Dataset excerpts:
++++++

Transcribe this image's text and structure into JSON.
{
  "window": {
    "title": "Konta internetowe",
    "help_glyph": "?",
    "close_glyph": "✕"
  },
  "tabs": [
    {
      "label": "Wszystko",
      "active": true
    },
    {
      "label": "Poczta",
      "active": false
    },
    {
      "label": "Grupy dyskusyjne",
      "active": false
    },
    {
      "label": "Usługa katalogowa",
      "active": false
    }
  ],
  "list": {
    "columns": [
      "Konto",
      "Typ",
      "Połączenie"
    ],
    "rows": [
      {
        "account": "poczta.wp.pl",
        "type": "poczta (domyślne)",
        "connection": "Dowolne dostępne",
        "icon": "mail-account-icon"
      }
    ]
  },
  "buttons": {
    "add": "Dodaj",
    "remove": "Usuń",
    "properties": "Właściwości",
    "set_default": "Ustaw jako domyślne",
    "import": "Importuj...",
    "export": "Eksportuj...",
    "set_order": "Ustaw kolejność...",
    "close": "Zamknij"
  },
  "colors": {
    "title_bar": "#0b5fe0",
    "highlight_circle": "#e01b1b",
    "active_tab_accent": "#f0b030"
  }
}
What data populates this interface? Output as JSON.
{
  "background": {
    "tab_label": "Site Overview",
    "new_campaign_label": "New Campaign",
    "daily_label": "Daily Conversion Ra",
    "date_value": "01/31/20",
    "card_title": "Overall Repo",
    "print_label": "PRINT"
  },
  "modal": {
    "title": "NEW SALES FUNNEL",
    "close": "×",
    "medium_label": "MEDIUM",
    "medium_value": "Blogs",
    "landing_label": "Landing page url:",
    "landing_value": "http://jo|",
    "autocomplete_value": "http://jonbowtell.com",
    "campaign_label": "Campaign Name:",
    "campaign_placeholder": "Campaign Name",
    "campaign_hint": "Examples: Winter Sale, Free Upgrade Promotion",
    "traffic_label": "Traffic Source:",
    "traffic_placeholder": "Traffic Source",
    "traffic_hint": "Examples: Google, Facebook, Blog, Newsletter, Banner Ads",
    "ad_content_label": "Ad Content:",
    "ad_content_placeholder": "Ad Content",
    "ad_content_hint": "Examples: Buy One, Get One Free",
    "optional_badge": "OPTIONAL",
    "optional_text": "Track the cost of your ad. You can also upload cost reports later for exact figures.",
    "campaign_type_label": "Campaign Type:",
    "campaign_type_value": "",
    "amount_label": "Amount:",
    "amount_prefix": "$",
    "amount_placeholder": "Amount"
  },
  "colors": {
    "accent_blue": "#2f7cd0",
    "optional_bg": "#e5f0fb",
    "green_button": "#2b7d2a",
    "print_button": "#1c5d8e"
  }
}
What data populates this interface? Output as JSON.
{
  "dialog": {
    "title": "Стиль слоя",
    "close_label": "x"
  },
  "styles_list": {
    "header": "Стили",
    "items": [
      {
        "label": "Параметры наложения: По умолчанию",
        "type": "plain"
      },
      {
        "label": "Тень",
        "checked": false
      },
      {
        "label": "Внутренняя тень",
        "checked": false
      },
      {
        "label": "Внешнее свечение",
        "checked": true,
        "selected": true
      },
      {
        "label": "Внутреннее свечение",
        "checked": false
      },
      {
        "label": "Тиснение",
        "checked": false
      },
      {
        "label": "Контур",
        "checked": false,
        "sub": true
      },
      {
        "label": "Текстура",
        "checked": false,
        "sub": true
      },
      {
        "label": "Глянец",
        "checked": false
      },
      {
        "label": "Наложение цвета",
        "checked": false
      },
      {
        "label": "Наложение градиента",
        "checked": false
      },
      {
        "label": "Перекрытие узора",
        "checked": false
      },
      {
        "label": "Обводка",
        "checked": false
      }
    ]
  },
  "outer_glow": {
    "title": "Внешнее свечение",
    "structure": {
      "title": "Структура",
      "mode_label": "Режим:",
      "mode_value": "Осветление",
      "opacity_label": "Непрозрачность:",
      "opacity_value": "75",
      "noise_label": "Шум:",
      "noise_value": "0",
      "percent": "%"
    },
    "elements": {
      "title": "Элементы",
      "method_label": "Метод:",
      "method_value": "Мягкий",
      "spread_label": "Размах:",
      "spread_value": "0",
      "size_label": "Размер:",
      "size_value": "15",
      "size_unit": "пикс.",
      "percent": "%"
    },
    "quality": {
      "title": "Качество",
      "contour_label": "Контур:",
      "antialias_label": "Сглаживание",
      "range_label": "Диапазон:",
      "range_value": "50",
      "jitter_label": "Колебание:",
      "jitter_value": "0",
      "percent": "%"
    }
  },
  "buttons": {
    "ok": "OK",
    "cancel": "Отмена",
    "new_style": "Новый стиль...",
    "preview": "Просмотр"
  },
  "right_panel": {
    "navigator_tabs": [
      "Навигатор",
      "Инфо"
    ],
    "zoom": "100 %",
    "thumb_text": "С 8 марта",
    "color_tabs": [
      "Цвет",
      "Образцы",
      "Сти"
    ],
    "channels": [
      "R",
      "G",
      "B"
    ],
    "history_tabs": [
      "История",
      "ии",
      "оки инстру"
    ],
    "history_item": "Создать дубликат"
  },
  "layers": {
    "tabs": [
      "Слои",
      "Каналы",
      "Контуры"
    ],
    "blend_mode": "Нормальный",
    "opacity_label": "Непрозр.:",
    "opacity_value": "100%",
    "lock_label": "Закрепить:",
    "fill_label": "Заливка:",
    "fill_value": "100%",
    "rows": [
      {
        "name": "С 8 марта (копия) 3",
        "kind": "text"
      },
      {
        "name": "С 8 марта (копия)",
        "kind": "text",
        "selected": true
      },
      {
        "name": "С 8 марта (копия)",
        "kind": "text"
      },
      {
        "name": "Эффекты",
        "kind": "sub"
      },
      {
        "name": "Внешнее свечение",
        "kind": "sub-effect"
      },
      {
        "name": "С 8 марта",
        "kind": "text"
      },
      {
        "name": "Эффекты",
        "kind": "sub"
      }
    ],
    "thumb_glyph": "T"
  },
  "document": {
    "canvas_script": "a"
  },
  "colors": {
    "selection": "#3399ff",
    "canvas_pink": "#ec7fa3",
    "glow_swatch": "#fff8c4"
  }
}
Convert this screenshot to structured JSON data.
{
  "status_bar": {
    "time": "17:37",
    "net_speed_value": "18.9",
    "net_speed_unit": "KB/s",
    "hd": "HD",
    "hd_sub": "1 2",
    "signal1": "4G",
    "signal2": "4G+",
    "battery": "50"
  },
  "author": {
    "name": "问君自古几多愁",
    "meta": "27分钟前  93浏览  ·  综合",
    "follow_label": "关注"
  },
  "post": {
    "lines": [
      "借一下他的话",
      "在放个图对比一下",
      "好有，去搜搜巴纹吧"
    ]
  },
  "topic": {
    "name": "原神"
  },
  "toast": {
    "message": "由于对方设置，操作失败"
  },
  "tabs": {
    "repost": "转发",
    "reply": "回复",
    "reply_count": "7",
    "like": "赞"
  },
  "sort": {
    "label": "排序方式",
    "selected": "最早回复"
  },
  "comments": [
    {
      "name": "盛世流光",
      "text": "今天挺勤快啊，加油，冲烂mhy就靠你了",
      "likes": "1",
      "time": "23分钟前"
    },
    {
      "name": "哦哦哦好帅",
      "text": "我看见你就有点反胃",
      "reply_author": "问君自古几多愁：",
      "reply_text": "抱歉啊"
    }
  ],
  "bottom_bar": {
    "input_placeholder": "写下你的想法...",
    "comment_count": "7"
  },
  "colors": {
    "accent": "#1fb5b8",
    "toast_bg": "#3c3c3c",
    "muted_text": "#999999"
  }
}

++++++

Output the listing above without altering a single character.

__Correct answer__
Transcribe this image's text and structure into JSON.
{
  "window": {
    "title": "Konta internetowe",
    "help_glyph": "?",
    "close_glyph": "✕"
  },
  "tabs": [
    {
      "label": "Wszystko",
      "active": true
    },
    {
      "label": "Poczta",
      "active": false
    },
    {
      "label": "Grupy dyskusyjne",
      "active": false
    },
    {
      "label": "Usługa katalogowa",
      "active": false
    }
  ],
  "list": {
    "columns": [
      "Konto",
      "Typ",
      "Połączenie"
    ],
    "rows": [
      {
        "account": "poczta.wp.pl",
        "type": "poczta (domyślne)",
        "connection": "Dowolne dostępne",
        "icon": "mail-account-icon"
      }
    ]
  },
  "buttons": {
    "add": "Dodaj",
    "remove": "Usuń",
    "properties": "Właściwości",
    "set_default": "Ustaw jako domyślne",
    "import": "Importuj...",
    "export": "Eksportuj...",
    "set_order": "Ustaw kolejność...",
    "close": "Zamknij"
  },
  "colors": {
    "title_bar": "#0b5fe0",
    "highlight_circle": "#e01b1b",
    "active_tab_accent": "#f0b030"
  }
}
What data populates this interface? Output as JSON.
{
  "background": {
    "tab_label": "Site Overview",
    "new_campaign_label": "New Campaign",
    "daily_label": "Daily Conversion Ra",
    "date_value": "01/31/20",
    "card_title": "Overall Repo",
    "print_label": "PRINT"
  },
  "modal": {
    "title": "NEW SALES FUNNEL",
    "close": "×",
    "medium_label": "MEDIUM",
    "medium_value": "Blogs",
    "landing_label": "Landing page url:",
    "landing_value": "http://jo|",
    "autocomplete_value": "http://jonbowtell.com",
    "campaign_label": "Campaign Name:",
    "campaign_placeholder": "Campaign Name",
    "campaign_hint": "Examples: Winter Sale, Free Upgrade Promotion",
    "traffic_label": "Traffic Source:",
    "traffic_placeholder": "Traffic Source",
    "traffic_hint": "Examples: Google, Facebook, Blog, Newsletter, Banner Ads",
    "ad_content_label": "Ad Content:",
    "ad_content_placeholder": "Ad Content",
    "ad_content_hint": "Examples: Buy One, Get One Free",
    "optional_badge": "OPTIONAL",
    "optional_text": "Track the cost of your ad. You can also upload cost reports later for exact figures.",
    "campaign_type_label": "Campaign Type:",
    "campaign_type_value": "",
    "amount_label": "Amount:",
    "amount_prefix": "$",
    "amount_placeholder": "Amount"
  },
  "colors": {
    "accent_blue": "#2f7cd0",
    "optional_bg": "#e5f0fb",
    "green_button": "#2b7d2a",
    "print_button": "#1c5d8e"
  }
}
What data populates this interface? Output as JSON.
{
  "dialog": {
    "title": "Стиль слоя",
    "close_label": "x"
  },
  "styles_list": {
    "header": "Стили",
    "items": [
      {
        "label": "Параметры наложения: По умолчанию",
        "type": "plain"
      },
      {
        "label": "Тень",
        "checked": false
      },
      {
        "label": "Внутренняя тень",
        "checked": false
      },
      {
        "label": "Внешнее свечение",
        "checked": true,
        "selected": true
      },
      {
        "label": "Внутреннее свечение",
        "checked": false
      },
      {
        "label": "Тиснение",
        "checked": false
      },
      {
        "label": "Контур",
        "checked": false,
        "sub": true
      },
      {
        "label": "Текстура",
        "checked": false,
        "sub": true
      },
      {
        "label": "Глянец",
        "checked": false
      },
      {
        "label": "Наложение цвета",
        "checked": false
      },
      {
        "label": "Наложение градиента",
        "checked": false
      },
      {
        "label": "Перекрытие узора",
        "checked": false
      },
      {
        "label": "Обводка",
        "checked": false
      }
    ]
  },
  "outer_glow": {
    "title": "Внешнее свечение",
    "structure": {
      "title": "Структура",
      "mode_label": "Режим:",
      "mode_value": "Осветление",
      "opacity_label": "Непрозрачность:",
      "opacity_value": "75",
      "noise_label": "Шум:",
      "noise_value": "0",
      "percent": "%"
    },
    "elements": {
      "title": "Элементы",
      "method_label": "Метод:",
      "method_value": "Мягкий",
      "spread_label": "Размах:",
      "spread_value": "0",
      "size_label": "Размер:",
      "size_value": "15",
      "size_unit": "пикс.",
      "percent": "%"
    },
    "quality": {
      "title": "Качество",
      "contour_label": "Контур:",
      "antialias_label": "Сглаживание",
      "range_label": "Диапазон:",
      "range_value": "50",
      "jitter_label": "Колебание:",
      "jitter_value": "0",
      "percent": "%"
    }
  },
  "buttons": {
    "ok": "OK",
    "cancel": "Отмена",
    "new_style": "Новый стиль...",
    "preview": "Просмотр"
  },
  "right_panel": {
    "navigator_tabs": [
      "Навигатор",
      "Инфо"
    ],
    "zoom": "100 %",
    "thumb_text": "С 8 марта",
    "color_tabs": [
      "Цвет",
      "Образцы",
      "Сти"
    ],
    "channels": [
      "R",
      "G",
      "B"
    ],
    "history_tabs": [
      "История",
      "ии",
      "оки инстру"
    ],
    "history_item": "Создать дубликат"
  },
  "layers": {
    "tabs": [
      "Слои",
      "Каналы",
      "Контуры"
    ],
    "blend_mode": "Нормальный",
    "opacity_label": "Непрозр.:",
    "opacity_value": "100%",
    "lock_label": "Закрепить:",
    "fill_label": "Заливка:",
    "fill_value": "100%",
    "rows": [
      {
        "name": "С 8 марта (копия) 3",
        "kind": "text"
      },
      {
        "name": "С 8 марта (копия)",
        "kind": "text",
        "selected": true
      },
      {
        "name": "С 8 марта (копия)",
        "kind": "text"
      },
      {
        "name": "Эффекты",
        "kind": "sub"
      },
      {
        "name": "Внешнее свечение",
        "kind": "sub-effect"
      },
      {
        "name": "С 8 марта",
        "kind": "text"
      },
      {
        "name": "Эффекты",
        "kind": "sub"
      }
    ],
    "thumb_glyph": "T"
  },
  "document": {
    "canvas_script": "a"
  },
  "colors": {
    "selection": "#3399ff",
    "canvas_pink": "#ec7fa3",
    "glow_swatch": "#fff8c4"
  }
}
Convert this screenshot to structured JSON data.
{
  "status_bar": {
    "time": "17:37",
    "net_speed_value": "18.9",
    "net_speed_unit": "KB/s",
    "hd": "HD",
    "hd_sub": "1 2",
    "signal1": "4G",
    "signal2": "4G+",
    "battery": "50"
  },
  "author": {
    "name": "问君自古几多愁",
    "meta": "27分钟前  93浏览  ·  综合",
    "follow_label": "关注"
  },
  "post": {
    "lines": [
      "借一下他的话",
      "在放个图对比一下",
      "好有，去搜搜巴纹吧"
    ]
  },
  "topic": {
    "name": "原神"
  },
  "toast": {
    "message": "由于对方设置，操作失败"
  },
  "tabs": {
    "repost": "转发",
    "reply": "回复",
    "reply_count": "7",
    "like": "赞"
  },
  "sort": {
    "label": "排序方式",
    "selected": "最早回复"
  },
  "comments": [
    {
      "name": "盛世流光",
      "text": "今天挺勤快啊，加油，冲烂mhy就靠你了",
      "likes": "1",
      "time": "23分钟前"
    },
    {
      "name": "哦哦哦好帅",
      "text": "我看见你就有点反胃",
      "reply_author": "问君自古几多愁：",
      "reply_text": "抱歉啊"
    }
  ],
  "bottom_bar": {
    "input_placeholder": "写下你的想法...",
    "comment_count": "7"
  },
  "colors": {
    "accent": "#1fb5b8",
    "toast_bg": "#3c3c3c",
    "muted_text": "#999999"
  }
}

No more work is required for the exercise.